Tarea asignada
Prosiga el texto sobre el consentimiento informado y las leyes que rigen a los odontólogos, comenzando después de su última oración.

Texto fuente
El consentimiento informado:
• Da una expectativa de los resultados del tratamiento y reduce los malos entendidos. Los pacientes que conocen los riegos son menos propensos a reclamar una mala práctica.
• Provee la mejor defensa contra demandas de los pacientes que fueron informados adecuadamente.
Requisitos fundamentales para que el consentimiento informado sea valido
• Que haya información médica adecuada
• Que el paciente realice el consentimiento de forma voluntaria y sin presiones
• Paciente competente y/o capaz
• Que sea el mismo sujeto del acto médico quien lo otorgue
• Que propósito y causa del consentimiento sea recuperar la salud del enfermo
• Que el proceso tenga una forma externa (verbal o escrita)
• Que el tiempo de obtención sea previo a la realización del acto médico.

jueves, 20 de octubre de 2011

Leyes Profesionales; ¿Cuáles son las normativas legales que nos rigen como odontólogos?

Dentro de la práctica profesional como odontólogos estamos sometidos a diversas leyes que nos norman y encuadran nuestro quehacer.



Para darle un orden esquemático dividiremos las normativas en 2 grandes grupos:



1-. Código Sanitario



Artículo 112:
“Sólo podrán desempeñar actividades propias de la medicina, odontología, química y farmacia u otras relacionadas con la conservación y el restablecimiento de la salud quienes poseen el titulo respectivo otorgado por la Universidad de Chile u otra reconocida por el Estado y estén habilitados legalmente para el ejercicio de sus profesiones…”.

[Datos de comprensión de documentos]
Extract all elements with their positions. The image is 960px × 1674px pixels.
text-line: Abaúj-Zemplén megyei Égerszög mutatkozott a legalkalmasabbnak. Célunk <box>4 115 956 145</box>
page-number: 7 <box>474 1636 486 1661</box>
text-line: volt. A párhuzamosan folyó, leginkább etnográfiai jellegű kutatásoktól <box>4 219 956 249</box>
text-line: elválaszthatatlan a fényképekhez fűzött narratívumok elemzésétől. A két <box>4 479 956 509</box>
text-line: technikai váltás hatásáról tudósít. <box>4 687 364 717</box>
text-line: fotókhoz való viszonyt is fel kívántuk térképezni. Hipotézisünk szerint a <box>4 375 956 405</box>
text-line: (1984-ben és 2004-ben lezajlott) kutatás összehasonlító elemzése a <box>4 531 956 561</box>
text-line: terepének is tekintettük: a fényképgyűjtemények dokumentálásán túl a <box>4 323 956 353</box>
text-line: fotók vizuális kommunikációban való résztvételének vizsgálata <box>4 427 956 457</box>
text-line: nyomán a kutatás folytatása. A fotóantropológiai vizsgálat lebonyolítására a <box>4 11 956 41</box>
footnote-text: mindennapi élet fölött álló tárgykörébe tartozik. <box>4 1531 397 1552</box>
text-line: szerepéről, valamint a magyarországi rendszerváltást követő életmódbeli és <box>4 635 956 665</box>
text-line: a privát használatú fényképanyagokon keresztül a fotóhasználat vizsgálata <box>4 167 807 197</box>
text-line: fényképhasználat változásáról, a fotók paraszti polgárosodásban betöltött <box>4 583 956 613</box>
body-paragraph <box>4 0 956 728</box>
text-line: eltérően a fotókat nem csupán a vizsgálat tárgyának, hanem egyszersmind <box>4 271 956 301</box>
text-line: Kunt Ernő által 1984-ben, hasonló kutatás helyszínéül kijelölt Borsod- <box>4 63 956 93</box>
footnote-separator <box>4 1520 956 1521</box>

Respuesta del ejercicio
Artículo 115:

Los cirujano-dentistas sólo podrán prestar atenciones odonto-estomatológicas. Podrán, asimismo, adquirir o prescribir los medicamentos necesarios para dichos fines, de acuerdo al reglamento que dicte el Director General de Salud.



Artículo 116:

Los laboratoristas dentales sólo podrán ejercer sus actividades a indicación de cirujano-dentistas, quedándoles prohibido ejecutar trabajos en la cavidad bucal.


Artículo 124:

Los médicos-cirujanos, cirujanos-dentistas y matronas podrán para el ejercicio de su profesión, mantener existencia de productos farmacéuticos para ser administrados por ellos.





2-. Código Penal


Artículo 490:

El que por imprudencia temeraria ejecutare un hecho que, si mediara malicia, constituiría un crimen o un simple delito contra las personas, será penado:
1 Con reclusión o relegación menores en sus grados mínimos a medios, cuando el hecho importare crimen.

2 Con reclusión o relegación menores en sus grados mínimos o multa de once a veinte sueldos vitales, cuando importare simple delito.


Artículo 491:

“El médico, cirujano, farmacéutico, flebotomiano o matrona que causare mal a las personas por negligencia culpable en el desempeño de su profesión, incurrirá respectivamente en las penas del artículo anterior…”.


Artículo 494:

Sufrirán la pena de multa de uno a cinco sueldos vitales:
8. El que habitualmente y después de apercibimiento ejerciere, sin título legal ni permiso de autoridad competente, las profesiones de médico, cirujano, farmacéutico o dentista.
10. El médico, cirujano, farmacéutico, dentista o matrona que incurriere en descuido culpable en el desempeño de su profesión, sin causar daño a las personas.
11. Los mismos individuos expresados en el número anterior, que no prestaren los servicios de su profesión durante el turno que les señale la autoridad administrativa.
12. El médico, cirujano, farmacéutico, matrona o cualquiera otro que, llamado en clase de perito o testigo, se negare a practicar una operación propia de su profesión u oficio o a prestar una declaración requerida por la autoridad judicial, en los casos y en la forma que determine el Código de Procedimientos y sin perjuicio de los apremios legales.

Artículo 495:

Serán castigados con multa de una unidad tributaria mensual:
9. El que abriere establecimientos sin licencia de la autoridad, cuando sea necesaria.


La sanción mayor que puede tener un odontólogo por una ejercicio culposo va desde 61 días a 3 años.